TASK INSTRUCTIONS: Copy the data precisely, keeping every character.

PROVIDED INFORMATION:

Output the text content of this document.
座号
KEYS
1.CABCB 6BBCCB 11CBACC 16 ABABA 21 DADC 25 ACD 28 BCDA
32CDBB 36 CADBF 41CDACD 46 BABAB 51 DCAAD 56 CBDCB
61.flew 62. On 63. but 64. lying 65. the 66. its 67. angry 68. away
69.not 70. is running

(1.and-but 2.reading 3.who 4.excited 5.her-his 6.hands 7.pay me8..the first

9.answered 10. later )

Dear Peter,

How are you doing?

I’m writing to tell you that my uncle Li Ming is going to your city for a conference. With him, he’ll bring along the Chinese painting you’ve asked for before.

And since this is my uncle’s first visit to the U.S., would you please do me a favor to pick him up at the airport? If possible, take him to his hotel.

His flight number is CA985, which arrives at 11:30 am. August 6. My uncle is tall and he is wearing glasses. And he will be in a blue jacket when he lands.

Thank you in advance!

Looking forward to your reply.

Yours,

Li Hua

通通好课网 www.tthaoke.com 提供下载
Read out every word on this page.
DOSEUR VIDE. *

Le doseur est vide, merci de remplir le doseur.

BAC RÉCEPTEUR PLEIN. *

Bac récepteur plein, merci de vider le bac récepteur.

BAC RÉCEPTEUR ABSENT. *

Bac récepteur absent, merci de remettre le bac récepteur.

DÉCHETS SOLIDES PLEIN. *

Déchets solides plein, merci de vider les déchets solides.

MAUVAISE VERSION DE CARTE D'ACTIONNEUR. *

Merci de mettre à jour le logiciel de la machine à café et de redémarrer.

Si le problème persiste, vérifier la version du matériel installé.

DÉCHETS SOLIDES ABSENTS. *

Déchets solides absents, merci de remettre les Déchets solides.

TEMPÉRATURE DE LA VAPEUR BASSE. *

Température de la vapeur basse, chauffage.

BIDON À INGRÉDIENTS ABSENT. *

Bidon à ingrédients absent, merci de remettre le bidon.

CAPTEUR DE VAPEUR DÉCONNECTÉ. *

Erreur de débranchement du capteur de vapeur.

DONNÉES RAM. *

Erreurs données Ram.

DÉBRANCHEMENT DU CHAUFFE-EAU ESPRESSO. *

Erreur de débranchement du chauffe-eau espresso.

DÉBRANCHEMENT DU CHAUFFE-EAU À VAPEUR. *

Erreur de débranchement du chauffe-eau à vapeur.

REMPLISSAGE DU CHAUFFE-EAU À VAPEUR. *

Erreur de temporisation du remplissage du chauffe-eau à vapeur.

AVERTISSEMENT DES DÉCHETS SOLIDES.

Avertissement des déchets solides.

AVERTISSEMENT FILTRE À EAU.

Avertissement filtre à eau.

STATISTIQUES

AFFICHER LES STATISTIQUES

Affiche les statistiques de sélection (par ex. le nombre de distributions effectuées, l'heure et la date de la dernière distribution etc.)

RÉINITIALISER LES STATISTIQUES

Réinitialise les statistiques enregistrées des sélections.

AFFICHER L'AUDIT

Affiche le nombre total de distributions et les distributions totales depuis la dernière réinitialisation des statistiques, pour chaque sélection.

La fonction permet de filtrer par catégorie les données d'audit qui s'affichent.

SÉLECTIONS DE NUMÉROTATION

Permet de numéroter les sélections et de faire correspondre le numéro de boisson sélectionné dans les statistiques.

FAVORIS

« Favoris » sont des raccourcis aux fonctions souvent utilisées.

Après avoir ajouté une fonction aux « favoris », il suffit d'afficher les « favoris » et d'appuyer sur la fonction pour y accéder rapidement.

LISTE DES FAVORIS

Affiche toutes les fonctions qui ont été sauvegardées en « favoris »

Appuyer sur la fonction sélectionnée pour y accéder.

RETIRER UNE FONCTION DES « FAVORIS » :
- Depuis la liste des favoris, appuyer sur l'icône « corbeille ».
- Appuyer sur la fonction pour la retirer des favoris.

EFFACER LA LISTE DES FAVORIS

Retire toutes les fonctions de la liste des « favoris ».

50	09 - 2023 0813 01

THE RESULT:
Output the text content of this document.
座号
KEYS
1.CABCB 6BBCCB 11CBACC 16 ABABA 21 DADC 25 ACD 28 BCDA
32CDBB 36 CADBF 41CDACD 46 BABAB 51 DCAAD 56 CBDCB
61.flew 62. On 63. but 64. lying 65. the 66. its 67. angry 68. away
69.not 70. is running

(1.and-but 2.reading 3.who 4.excited 5.her-his 6.hands 7.pay me8..the first

9.answered 10. later )

Dear Peter,

How are you doing?

I’m writing to tell you that my uncle Li Ming is going to your city for a conference. With him, he’ll bring along the Chinese painting you’ve asked for before.

And since this is my uncle’s first visit to the U.S., would you please do me a favor to pick him up at the airport? If possible, take him to his hotel.

His flight number is CA985, which arrives at 11:30 am. August 6. My uncle is tall and he is wearing glasses. And he will be in a blue jacket when he lands.

Thank you in advance!

Looking forward to your reply.

Yours,

Li Hua

通通好课网 www.tthaoke.com 提供下载
Read out every word on this page.
DOSEUR VIDE. *

Le doseur est vide, merci de remplir le doseur.

BAC RÉCEPTEUR PLEIN. *

Bac récepteur plein, merci de vider le bac récepteur.

BAC RÉCEPTEUR ABSENT. *

Bac récepteur absent, merci de remettre le bac récepteur.

DÉCHETS SOLIDES PLEIN. *

Déchets solides plein, merci de vider les déchets solides.

MAUVAISE VERSION DE CARTE D'ACTIONNEUR. *

Merci de mettre à jour le logiciel de la machine à café et de redémarrer.

Si le problème persiste, vérifier la version du matériel installé.

DÉCHETS SOLIDES ABSENTS. *

Déchets solides absents, merci de remettre les Déchets solides.

TEMPÉRATURE DE LA VAPEUR BASSE. *

Température de la vapeur basse, chauffage.

BIDON À INGRÉDIENTS ABSENT. *

Bidon à ingrédients absent, merci de remettre le bidon.

CAPTEUR DE VAPEUR DÉCONNECTÉ. *

Erreur de débranchement du capteur de vapeur.

DONNÉES RAM. *

Erreurs données Ram.

DÉBRANCHEMENT DU CHAUFFE-EAU ESPRESSO. *

Erreur de débranchement du chauffe-eau espresso.

DÉBRANCHEMENT DU CHAUFFE-EAU À VAPEUR. *

Erreur de débranchement du chauffe-eau à vapeur.

REMPLISSAGE DU CHAUFFE-EAU À VAPEUR. *

Erreur de temporisation du remplissage du chauffe-eau à vapeur.

AVERTISSEMENT DES DÉCHETS SOLIDES.

Avertissement des déchets solides.

AVERTISSEMENT FILTRE À EAU.

Avertissement filtre à eau.

STATISTIQUES

AFFICHER LES STATISTIQUES

Affiche les statistiques de sélection (par ex. le nombre de distributions effectuées, l'heure et la date de la dernière distribution etc.)

RÉINITIALISER LES STATISTIQUES

Réinitialise les statistiques enregistrées des sélections.

AFFICHER L'AUDIT

Affiche le nombre total de distributions et les distributions totales depuis la dernière réinitialisation des statistiques, pour chaque sélection.

La fonction permet de filtrer par catégorie les données d'audit qui s'affichent.

SÉLECTIONS DE NUMÉROTATION

Permet de numéroter les sélections et de faire correspondre le numéro de boisson sélectionné dans les statistiques.

FAVORIS

« Favoris » sont des raccourcis aux fonctions souvent utilisées.

Après avoir ajouté une fonction aux « favoris », il suffit d'afficher les « favoris » et d'appuyer sur la fonction pour y accéder rapidement.

LISTE DES FAVORIS

Affiche toutes les fonctions qui ont été sauvegardées en « favoris »

Appuyer sur la fonction sélectionnée pour y accéder.

RETIRER UNE FONCTION DES « FAVORIS » :
- Depuis la liste des favoris, appuyer sur l'icône « corbeille ».
- Appuyer sur la fonction pour la retirer des favoris.

EFFACER LA LISTE DES FAVORIS

Retire toutes les fonctions de la liste des « favoris ».

50	09 - 2023 0813 01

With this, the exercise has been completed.